- [Your instructions] Write out all of the records precisely. Skip anything that is a picture.

- [Source records]
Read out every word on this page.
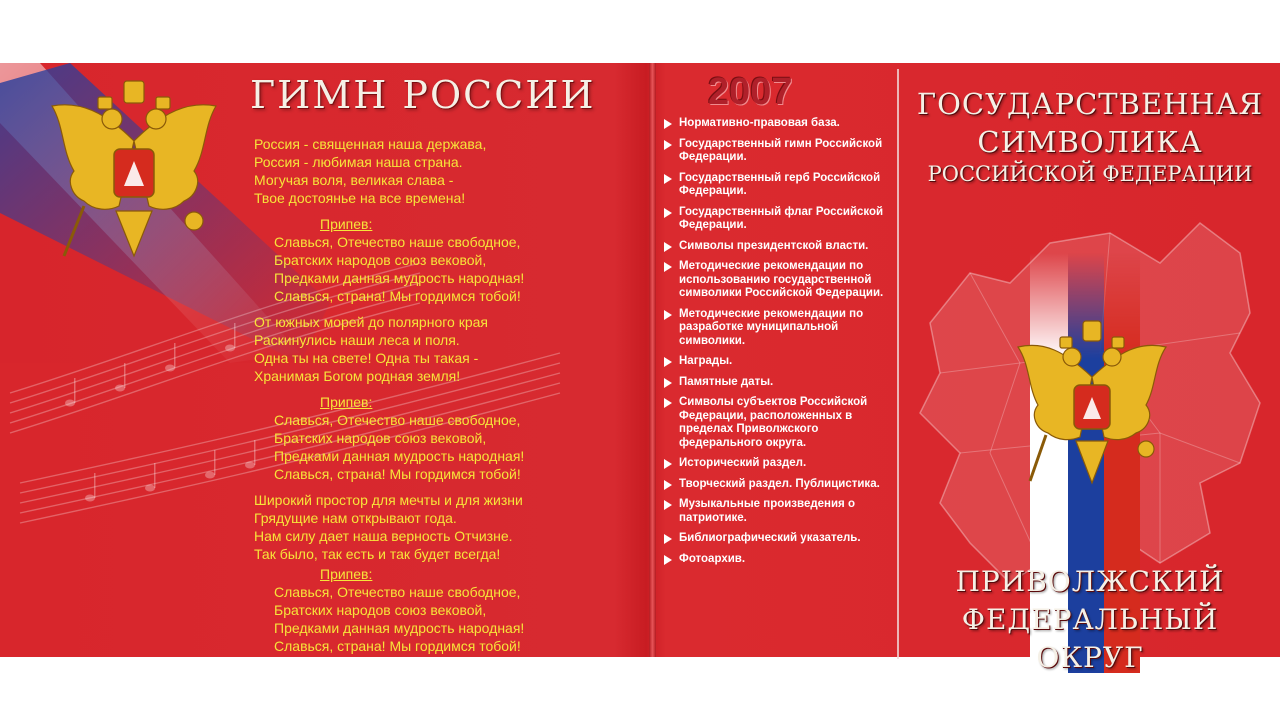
ГИМН РОССИИ
Россия - священная наша держава,
Россия - любимая наша страна.
Могучая воля, великая слава -
Твое достоянье на все времена!
Припев:
Славься, Отечество наше свободное,
Братских народов союз вековой,
Предками данная мудрость народная!
Славься, страна! Мы гордимся тобой!
От южных морей до полярного края
Раскинулись наши леса и поля.
Одна ты на свете! Одна ты такая -
Хранимая Богом родная земля!
Припев:
Славься, Отечество наше свободное,
Братских народов союз вековой,
Предками данная мудрость народная!
Славься, страна! Мы гордимся тобой!
Широкий простор для мечты и для жизни
Грядущие нам открывают года.
Нам силу дает наша верность Отчизне.
Так было, так есть и так будет всегда!
Припев:
Славься, Отечество наше свободное,
Братских народов союз вековой,
Предками данная мудрость народная!
Славься, страна! Мы гордимся тобой!
2007
Нормативно-правовая база.
Государственный гимн Российской Федерации.
Государственный герб Российской Федерации.
Государственный флаг Российской Федерации.
Символы президентской власти.
Методические рекомендации по использованию государственной символики Российской Федерации.
Методические рекомендации по разработке муниципальной символики.
Награды.
Памятные даты.
Символы субъектов Российской Федерации, расположенных в пределах Приволжского федерального округа.
Исторический раздел.
Творческий раздел. Публицистика.
Музыкальные произведения о патриотике.
Библиографический указатель.
Фотоархив.
ГОСУДАРСТВЕННАЯ
СИМВОЛИКА
РОССИЙСКОЙ ФЕДЕРАЦИИ
ПРИВОЛЖСКИЙ
ФЕДЕРАЛЬНЫЙ
ОКРУГ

- [Response to this exercise]
Read out every word on this page.
ГИМН РОССИИ
Россия - священная наша держава,
Россия - любимая наша страна.
Могучая воля, великая слава -
Твое достоянье на все времена!
Припев:
Славься, Отечество наше свободное,
Братских народов союз вековой,
Предками данная мудрость народная!
Славься, страна! Мы гордимся тобой!
От южных морей до полярного края
Раскинулись наши леса и поля.
Одна ты на свете! Одна ты такая -
Хранимая Богом родная земля!
Припев:
Славься, Отечество наше свободное,
Братских народов союз вековой,
Предками данная мудрость народная!
Славься, страна! Мы гордимся тобой!
Широкий простор для мечты и для жизни
Грядущие нам открывают года.
Нам силу дает наша верность Отчизне.
Так было, так есть и так будет всегда!
Припев:
Славься, Отечество наше свободное,
Братских народов союз вековой,
Предками данная мудрость народная!
Славься, страна! Мы гордимся тобой!
2007
Нормативно-правовая база.
Государственный гимн Российской Федерации.
Государственный герб Российской Федерации.
Государственный флаг Российской Федерации.
Символы президентской власти.
Методические рекомендации по использованию государственной символики Российской Федерации.
Методические рекомендации по разработке муниципальной символики.
Награды.
Памятные даты.
Символы субъектов Российской Федерации, расположенных в пределах Приволжского федерального округа.
Исторический раздел.
Творческий раздел. Публицистика.
Музыкальные произведения о патриотике.
Библиографический указатель.
Фотоархив.
ГОСУДАРСТВЕННАЯ
СИМВОЛИКА
РОССИЙСКОЙ ФЕДЕРАЦИИ
ПРИВОЛЖСКИЙ
ФЕДЕРАЛЬНЫЙ
ОКРУГ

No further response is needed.